## AIM
Reproduce, word for word, every line starting at the line that contains "Type out the text in this image." and ending with the final line of the entries.

(Stored items from a collection)
((
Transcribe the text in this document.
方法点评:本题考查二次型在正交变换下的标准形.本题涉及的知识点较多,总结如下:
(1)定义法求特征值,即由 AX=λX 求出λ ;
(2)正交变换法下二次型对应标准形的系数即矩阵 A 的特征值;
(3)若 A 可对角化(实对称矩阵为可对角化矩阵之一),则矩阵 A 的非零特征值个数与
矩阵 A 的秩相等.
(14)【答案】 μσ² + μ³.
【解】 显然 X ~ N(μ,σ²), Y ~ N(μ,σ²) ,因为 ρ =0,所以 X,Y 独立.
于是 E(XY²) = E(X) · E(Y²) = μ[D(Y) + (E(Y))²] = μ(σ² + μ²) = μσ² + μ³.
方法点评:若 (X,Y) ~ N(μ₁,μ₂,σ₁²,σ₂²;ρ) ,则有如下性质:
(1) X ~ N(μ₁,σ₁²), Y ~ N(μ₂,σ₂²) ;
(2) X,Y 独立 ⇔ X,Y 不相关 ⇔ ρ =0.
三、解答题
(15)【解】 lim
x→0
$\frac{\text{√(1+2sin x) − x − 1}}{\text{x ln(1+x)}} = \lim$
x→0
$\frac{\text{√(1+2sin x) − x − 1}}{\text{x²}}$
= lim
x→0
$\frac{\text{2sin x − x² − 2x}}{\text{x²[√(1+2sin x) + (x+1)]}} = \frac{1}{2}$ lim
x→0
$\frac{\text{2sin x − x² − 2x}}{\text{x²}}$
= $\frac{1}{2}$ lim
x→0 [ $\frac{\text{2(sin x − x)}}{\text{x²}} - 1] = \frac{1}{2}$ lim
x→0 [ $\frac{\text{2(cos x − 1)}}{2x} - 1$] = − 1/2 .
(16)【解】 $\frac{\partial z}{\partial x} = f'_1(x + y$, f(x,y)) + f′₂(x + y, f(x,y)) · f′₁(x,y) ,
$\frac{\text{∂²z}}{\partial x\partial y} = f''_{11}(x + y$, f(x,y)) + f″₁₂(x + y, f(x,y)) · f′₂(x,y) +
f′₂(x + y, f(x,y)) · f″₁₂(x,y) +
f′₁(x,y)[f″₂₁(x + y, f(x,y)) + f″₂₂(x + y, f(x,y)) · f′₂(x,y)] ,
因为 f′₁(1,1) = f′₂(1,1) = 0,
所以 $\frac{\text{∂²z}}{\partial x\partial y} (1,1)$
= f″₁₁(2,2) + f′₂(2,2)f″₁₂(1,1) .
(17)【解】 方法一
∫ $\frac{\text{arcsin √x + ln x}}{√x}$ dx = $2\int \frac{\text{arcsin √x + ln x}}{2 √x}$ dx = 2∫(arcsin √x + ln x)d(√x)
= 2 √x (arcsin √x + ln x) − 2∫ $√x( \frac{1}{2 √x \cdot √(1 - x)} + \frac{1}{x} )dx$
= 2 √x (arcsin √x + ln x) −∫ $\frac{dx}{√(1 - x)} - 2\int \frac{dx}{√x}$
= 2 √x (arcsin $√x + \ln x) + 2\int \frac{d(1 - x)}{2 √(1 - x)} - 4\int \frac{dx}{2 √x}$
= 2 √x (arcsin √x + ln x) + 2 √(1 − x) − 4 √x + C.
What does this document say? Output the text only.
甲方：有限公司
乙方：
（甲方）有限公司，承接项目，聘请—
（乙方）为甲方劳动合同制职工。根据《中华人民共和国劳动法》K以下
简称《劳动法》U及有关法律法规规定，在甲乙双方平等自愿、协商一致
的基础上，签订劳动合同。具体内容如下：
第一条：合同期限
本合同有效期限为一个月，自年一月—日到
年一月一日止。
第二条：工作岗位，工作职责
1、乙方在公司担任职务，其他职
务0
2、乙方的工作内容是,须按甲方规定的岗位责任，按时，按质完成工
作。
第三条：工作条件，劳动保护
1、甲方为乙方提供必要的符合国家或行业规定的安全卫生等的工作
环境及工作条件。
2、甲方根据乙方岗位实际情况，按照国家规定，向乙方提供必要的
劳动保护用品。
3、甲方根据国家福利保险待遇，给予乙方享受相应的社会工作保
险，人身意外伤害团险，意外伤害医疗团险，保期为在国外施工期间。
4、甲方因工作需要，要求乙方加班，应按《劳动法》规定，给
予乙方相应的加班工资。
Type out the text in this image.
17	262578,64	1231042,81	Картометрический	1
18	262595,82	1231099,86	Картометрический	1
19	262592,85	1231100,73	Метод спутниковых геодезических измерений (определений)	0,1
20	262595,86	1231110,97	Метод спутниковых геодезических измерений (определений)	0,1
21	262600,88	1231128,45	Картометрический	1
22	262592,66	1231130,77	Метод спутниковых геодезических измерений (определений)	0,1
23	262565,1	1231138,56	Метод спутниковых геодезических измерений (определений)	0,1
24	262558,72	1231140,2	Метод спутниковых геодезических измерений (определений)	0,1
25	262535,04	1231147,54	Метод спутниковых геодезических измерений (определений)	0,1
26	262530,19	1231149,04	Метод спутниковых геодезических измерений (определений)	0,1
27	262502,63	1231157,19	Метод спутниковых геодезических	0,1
))
## ANSWER IN FULL
Type out the text in this image.
17	262578,64	1231042,81	Картометрический	1
18	262595,82	1231099,86	Картометрический	1
19	262592,85	1231100,73	Метод спутниковых геодезических измерений (определений)	0,1
20	262595,86	1231110,97	Метод спутниковых геодезических измерений (определений)	0,1
21	262600,88	1231128,45	Картометрический	1
22	262592,66	1231130,77	Метод спутниковых геодезических измерений (определений)	0,1
23	262565,1	1231138,56	Метод спутниковых геодезических измерений (определений)	0,1
24	262558,72	1231140,2	Метод спутниковых геодезических измерений (определений)	0,1
25	262535,04	1231147,54	Метод спутниковых геодезических измерений (определений)	0,1
26	262530,19	1231149,04	Метод спутниковых геодезических измерений (определений)	0,1
27	262502,63	1231157,19	Метод спутниковых геодезических	0,1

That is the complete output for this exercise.